• _任务说明_: 在阅读材料中，SmartCenter服务器借助哪个工具让日志可供查看？

• _阅读材料_:
Cooperative Enforcement&#reg; Policies（合作强制策略）
Restricts or disconnects noncompliant users at the network access/authorization level（在网络访问/授权层次上限制或断开不服从的用户）
Check Point Antispyware Policies（Check Point反间谍软件策略）
Protects your company’s data by detecting and removing spyware（通过检测和删除间谍软件，保护你的计算机数据）
Check Point Antivirus Policies（Check Point反病毒策略）
Provides centrally-managed antivirus protection to your Endpoint users（提供集中管理你的终端用户的病毒防护）

liuxingyuan

Logging & Status Software Blade（日志与状态软件刀片）

Overview（概述）
The Logging and Status Software Blade provides comprehensive information on security activity in the form of logs and a complete visual picture of changes to gateways, tunnels, remote users, and security activities.
日志与状态软件刀片提供了安全活动的综合信息，日志的形式，是一个完整的可视视图，包括网关，隧道，远程用户和安全活动的改变
Logging Overview（日志概述）
Check Point products provide you with the ability to collect comprehensive information on your network activity in the form of logs. You can then analyze your traffic patterns, troubleshoot networking and security issues, gather information for legal or audit purposes, and generate reports to analyze network traffic patterns.
Check Point产品为你提供了收集综合信息的能力，是安全活动的日志形式。你能分析你的流量模式，排错网络和安全问题，收集信息，满足合法审计的目的，产生报告分析网络流量模式。
The SmartCenter server makes these logs available for inspection via SmartView Tracker, a comprehensive auditing solution, enabling central management of both active and old logs of all Check Point products. You can conveniently customize searches to address specific tracking needs; integrate the logs with Check Point's Reporting Software Blade or the Event Correlation Software Blade, export them to text files or to an external database, or use an OPSEC certified third party solution.
SmartCenter服务器通过SmartView Tracker使这些日志可见，一个综合审计解决方案，能集中管理所有Check Point产品活动的或旧的日志，你能方便自定义搜索以满足特定的跟踪需求；与Check Point报告软件刀片或事件关联软件刀片集成，输出它们为文本文件或到一个外部的数据库，或使用OPSEC认证的第三方解决方案。
Key Benefits （主要优点）
² Real-time visual tracking of all logged connections and administrator activity（实时可视跟踪连接的日志和管理员的活动）
² Predefined product log queries provides a focused searches on what’s important（预定义的产品查询日志提供了一个聚焦重要事件的搜索。）
² Automatic log maintenance for easy management of volumes of data（自动日志维护，便于管理大量数据）
² Secure management of sensitive data（安全管理敏感数据）

[ 本帖最后由 liuxingyuan 于 2009-3-2 20:53 编辑 ]

liuxingyuan

Logging features（日志特性）
Real-time visibility and troubleshooting（实时可视和排错）
Deployment flexibility（部署灵活）
Automatic log maintenance （自动日志维护）
Tight integration （无缝集成）
Real-time visibility and troubleshooting（实时可视和排错）
SmartView Tracker provides real-time visual tracking of all logged connections and administrator activity. Administrators can filter or search for events of interest.

• _待查数据_:

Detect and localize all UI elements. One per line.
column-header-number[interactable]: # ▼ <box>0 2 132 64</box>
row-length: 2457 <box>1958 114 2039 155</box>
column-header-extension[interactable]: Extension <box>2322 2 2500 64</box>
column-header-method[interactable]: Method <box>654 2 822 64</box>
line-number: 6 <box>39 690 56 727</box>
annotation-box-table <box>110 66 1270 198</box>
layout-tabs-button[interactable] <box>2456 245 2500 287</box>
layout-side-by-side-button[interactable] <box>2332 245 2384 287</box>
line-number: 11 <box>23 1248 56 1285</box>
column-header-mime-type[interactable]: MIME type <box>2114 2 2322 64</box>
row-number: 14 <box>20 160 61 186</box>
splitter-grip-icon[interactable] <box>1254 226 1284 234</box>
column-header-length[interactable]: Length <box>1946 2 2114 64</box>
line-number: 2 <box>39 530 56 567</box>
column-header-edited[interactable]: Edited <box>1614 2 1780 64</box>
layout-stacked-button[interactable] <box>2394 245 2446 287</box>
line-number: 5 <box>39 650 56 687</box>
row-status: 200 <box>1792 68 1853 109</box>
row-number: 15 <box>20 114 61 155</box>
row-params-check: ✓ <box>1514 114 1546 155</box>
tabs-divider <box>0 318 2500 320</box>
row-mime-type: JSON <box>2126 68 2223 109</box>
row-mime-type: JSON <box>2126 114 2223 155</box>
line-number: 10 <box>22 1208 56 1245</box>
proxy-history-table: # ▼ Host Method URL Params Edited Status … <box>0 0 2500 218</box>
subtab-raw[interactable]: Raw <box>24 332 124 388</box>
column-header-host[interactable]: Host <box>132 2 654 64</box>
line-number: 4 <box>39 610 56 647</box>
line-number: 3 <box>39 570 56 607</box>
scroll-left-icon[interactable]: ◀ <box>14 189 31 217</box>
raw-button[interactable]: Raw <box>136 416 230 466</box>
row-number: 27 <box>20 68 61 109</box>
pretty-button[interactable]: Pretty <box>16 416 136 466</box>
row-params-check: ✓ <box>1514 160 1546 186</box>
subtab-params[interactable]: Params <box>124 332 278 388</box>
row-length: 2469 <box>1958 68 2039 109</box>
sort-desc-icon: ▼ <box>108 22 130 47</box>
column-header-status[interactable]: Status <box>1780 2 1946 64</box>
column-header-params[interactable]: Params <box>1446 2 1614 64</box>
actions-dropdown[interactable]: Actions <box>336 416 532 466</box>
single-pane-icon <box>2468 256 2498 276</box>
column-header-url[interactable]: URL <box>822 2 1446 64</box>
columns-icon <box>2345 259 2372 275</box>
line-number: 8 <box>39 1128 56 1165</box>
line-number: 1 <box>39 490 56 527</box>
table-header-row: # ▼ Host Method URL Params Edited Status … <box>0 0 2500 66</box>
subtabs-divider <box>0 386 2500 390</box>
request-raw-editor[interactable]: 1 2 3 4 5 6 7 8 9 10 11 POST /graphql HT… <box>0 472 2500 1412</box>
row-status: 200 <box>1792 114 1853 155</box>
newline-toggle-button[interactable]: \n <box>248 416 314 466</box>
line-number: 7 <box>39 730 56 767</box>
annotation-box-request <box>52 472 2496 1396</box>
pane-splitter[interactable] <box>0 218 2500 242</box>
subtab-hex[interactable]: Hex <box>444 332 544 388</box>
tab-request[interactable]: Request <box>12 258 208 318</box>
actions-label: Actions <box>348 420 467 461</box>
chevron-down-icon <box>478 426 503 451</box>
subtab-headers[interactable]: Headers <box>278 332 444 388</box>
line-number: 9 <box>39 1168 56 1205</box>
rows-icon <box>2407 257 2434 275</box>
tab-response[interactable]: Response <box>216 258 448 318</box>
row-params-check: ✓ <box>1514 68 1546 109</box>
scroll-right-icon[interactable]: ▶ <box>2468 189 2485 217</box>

• _结果_: SmartView Tracker。